__Instructions for the task__.
Collect all the lines that mention the word "Thickness".

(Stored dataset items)
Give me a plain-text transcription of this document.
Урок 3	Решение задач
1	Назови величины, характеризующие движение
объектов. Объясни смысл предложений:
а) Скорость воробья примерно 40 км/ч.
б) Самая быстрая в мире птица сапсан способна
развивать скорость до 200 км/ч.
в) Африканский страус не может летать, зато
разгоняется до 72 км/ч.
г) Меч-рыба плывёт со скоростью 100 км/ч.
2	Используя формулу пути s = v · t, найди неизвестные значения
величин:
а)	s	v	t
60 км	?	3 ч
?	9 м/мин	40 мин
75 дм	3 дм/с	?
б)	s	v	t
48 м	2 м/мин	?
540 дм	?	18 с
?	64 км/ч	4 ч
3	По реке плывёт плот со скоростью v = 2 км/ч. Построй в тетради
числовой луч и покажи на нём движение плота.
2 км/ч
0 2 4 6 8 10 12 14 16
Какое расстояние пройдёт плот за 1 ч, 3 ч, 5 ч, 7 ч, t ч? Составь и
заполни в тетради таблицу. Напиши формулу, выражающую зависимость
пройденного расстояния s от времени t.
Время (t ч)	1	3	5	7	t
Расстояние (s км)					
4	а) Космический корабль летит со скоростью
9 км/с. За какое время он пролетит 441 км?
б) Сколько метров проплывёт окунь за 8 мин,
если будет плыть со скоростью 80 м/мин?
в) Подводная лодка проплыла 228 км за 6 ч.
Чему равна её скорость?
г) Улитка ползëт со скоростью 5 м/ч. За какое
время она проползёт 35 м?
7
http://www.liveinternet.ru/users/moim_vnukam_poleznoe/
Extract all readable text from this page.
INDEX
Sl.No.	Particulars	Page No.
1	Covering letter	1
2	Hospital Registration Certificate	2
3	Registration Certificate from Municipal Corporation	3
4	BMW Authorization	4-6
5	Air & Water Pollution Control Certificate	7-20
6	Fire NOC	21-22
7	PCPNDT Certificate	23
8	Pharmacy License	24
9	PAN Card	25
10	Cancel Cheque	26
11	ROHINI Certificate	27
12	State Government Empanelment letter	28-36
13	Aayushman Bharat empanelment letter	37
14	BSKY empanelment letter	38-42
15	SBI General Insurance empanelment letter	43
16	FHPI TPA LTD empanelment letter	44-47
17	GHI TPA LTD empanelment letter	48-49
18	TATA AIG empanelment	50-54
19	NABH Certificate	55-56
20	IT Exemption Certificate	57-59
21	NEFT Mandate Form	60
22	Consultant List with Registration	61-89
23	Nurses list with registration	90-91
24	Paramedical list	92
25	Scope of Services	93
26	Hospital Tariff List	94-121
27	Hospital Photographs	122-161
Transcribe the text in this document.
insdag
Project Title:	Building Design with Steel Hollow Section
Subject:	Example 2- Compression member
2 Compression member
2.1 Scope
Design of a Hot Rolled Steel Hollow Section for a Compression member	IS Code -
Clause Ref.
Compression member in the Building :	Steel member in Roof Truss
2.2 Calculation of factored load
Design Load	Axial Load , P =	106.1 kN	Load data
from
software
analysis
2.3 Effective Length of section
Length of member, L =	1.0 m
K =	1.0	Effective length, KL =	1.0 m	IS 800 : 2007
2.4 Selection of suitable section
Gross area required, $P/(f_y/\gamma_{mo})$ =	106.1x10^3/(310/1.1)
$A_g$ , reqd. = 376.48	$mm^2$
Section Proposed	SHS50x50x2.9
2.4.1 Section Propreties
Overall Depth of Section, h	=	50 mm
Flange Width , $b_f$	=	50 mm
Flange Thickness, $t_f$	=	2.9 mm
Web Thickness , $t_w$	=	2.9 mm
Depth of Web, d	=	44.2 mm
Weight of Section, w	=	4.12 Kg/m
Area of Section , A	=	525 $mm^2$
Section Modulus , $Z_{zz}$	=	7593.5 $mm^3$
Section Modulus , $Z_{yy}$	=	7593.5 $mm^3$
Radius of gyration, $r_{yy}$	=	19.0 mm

==

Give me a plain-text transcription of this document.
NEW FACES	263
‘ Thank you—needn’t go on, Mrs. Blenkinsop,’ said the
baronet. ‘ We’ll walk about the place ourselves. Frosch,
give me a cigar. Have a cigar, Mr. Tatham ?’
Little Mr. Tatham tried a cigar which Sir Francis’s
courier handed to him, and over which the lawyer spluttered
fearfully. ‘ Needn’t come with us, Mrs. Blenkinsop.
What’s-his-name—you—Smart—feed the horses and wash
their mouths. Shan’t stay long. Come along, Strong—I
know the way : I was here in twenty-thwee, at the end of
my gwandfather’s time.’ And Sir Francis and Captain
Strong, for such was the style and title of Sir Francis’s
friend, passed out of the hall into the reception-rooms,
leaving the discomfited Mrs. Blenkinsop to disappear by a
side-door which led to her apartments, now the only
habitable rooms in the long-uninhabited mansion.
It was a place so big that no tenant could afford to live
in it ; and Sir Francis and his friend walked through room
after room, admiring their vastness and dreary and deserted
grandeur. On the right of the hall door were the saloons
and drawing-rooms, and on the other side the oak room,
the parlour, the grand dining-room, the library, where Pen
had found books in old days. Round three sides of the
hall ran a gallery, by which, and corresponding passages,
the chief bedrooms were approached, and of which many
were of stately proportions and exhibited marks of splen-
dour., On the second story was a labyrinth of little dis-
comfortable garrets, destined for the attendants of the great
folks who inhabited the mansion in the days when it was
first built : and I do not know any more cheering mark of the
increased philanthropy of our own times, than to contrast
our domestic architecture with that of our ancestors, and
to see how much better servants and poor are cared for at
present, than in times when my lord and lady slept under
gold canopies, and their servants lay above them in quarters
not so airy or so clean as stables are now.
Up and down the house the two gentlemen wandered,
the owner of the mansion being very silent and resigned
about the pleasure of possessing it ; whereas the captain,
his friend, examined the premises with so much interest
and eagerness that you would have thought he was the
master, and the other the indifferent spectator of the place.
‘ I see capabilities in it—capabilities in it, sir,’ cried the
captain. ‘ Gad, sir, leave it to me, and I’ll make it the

---

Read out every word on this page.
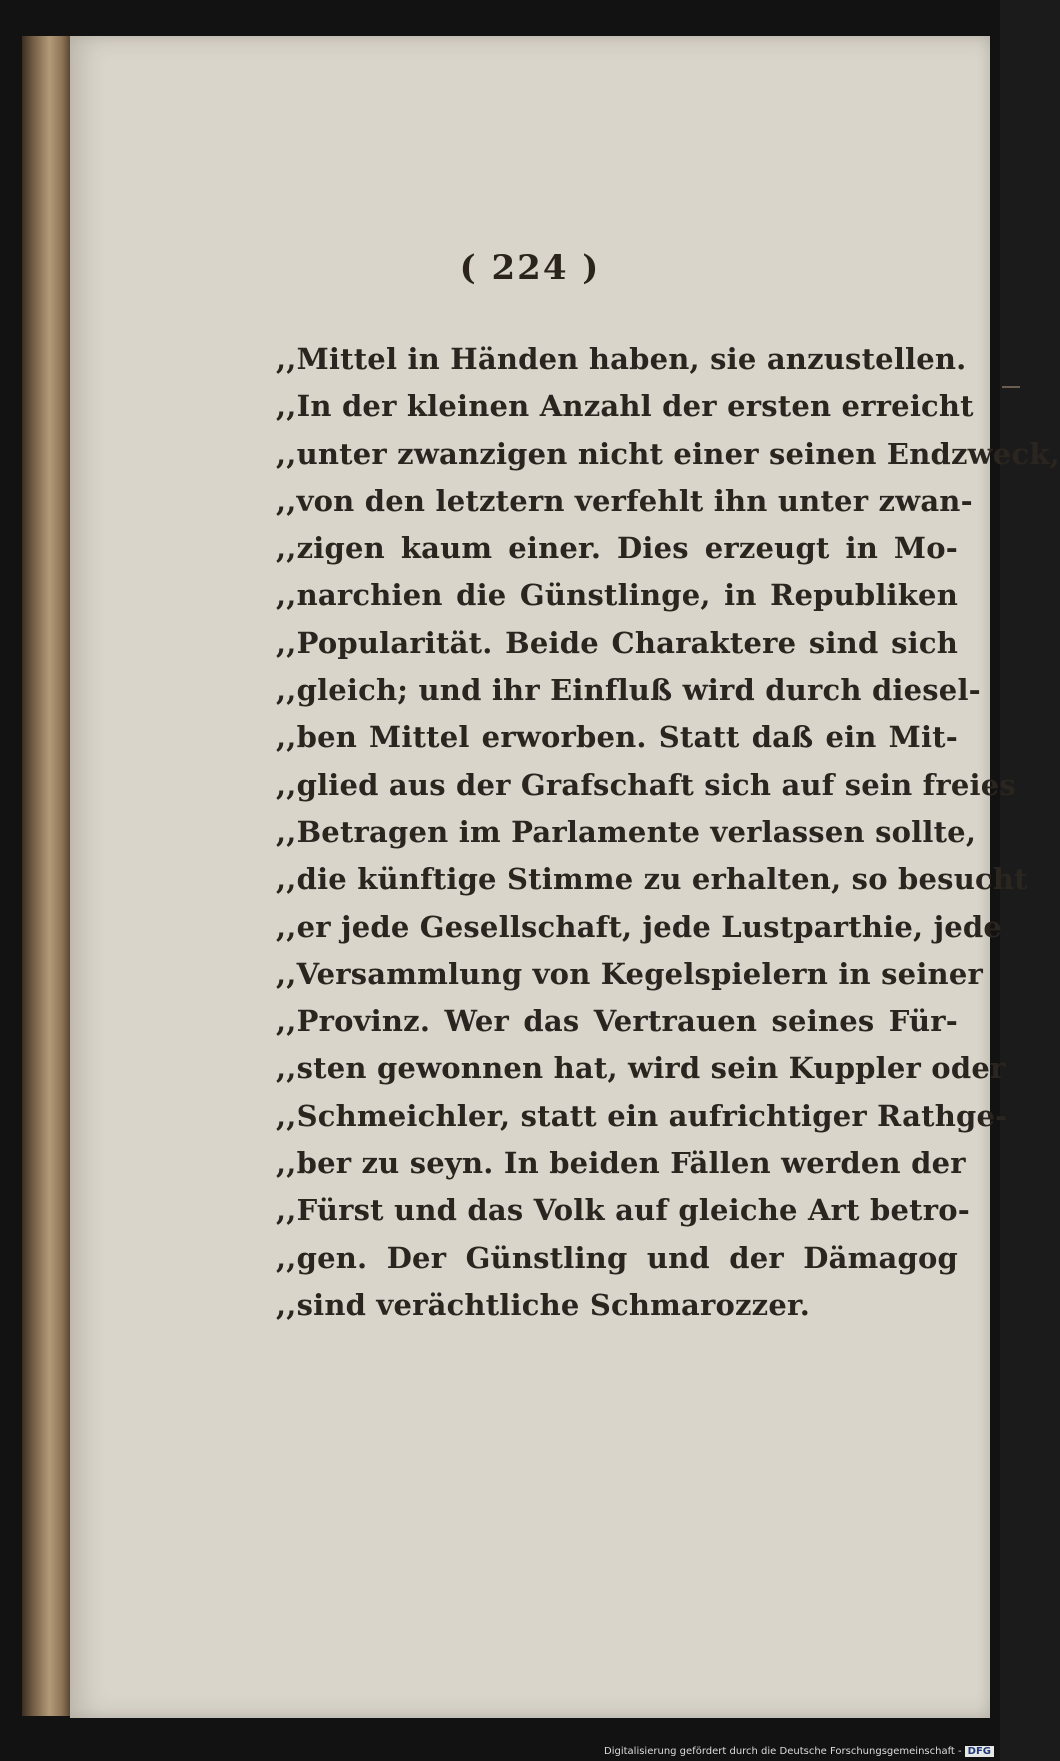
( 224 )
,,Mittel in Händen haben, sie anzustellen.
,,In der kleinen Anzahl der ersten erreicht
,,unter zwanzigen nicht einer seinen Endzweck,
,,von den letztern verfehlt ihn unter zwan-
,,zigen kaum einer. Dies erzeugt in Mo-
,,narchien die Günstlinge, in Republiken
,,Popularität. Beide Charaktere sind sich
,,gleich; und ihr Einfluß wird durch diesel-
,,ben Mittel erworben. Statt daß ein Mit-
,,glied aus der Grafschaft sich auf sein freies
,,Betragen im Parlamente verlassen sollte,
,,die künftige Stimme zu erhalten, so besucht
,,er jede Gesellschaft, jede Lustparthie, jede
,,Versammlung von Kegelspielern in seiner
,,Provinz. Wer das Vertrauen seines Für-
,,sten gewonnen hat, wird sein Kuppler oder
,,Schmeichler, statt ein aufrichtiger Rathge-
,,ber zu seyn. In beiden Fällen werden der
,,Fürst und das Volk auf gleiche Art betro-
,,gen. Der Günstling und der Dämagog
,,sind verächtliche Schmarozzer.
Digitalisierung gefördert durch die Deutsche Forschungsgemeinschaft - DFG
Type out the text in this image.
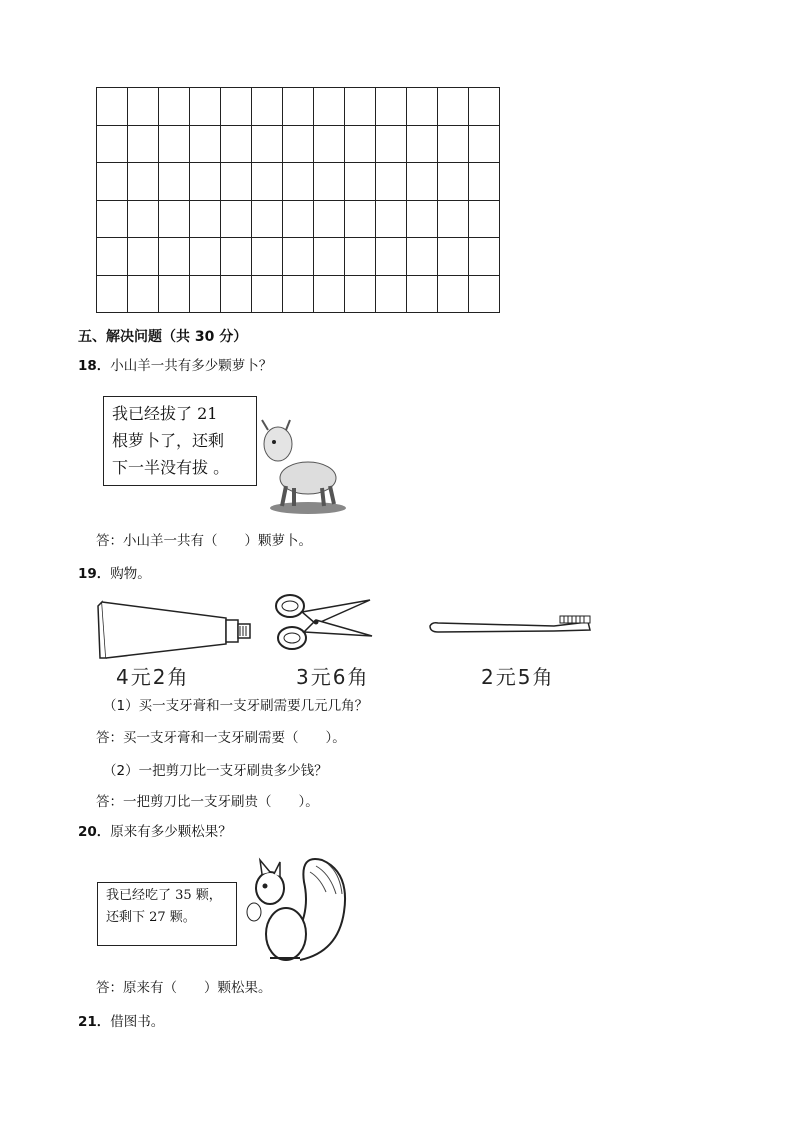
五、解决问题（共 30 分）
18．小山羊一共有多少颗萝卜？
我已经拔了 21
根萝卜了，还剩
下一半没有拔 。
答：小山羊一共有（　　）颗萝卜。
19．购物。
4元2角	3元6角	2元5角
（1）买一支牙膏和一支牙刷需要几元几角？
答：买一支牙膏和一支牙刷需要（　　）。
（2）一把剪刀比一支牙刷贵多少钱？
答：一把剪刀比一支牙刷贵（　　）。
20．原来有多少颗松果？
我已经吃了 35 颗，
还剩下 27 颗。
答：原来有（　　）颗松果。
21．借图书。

__Answer to the task__.
Flange Thickness, $t_f$	=	2.9 mm
Web Thickness , $t_w$	=	2.9 mm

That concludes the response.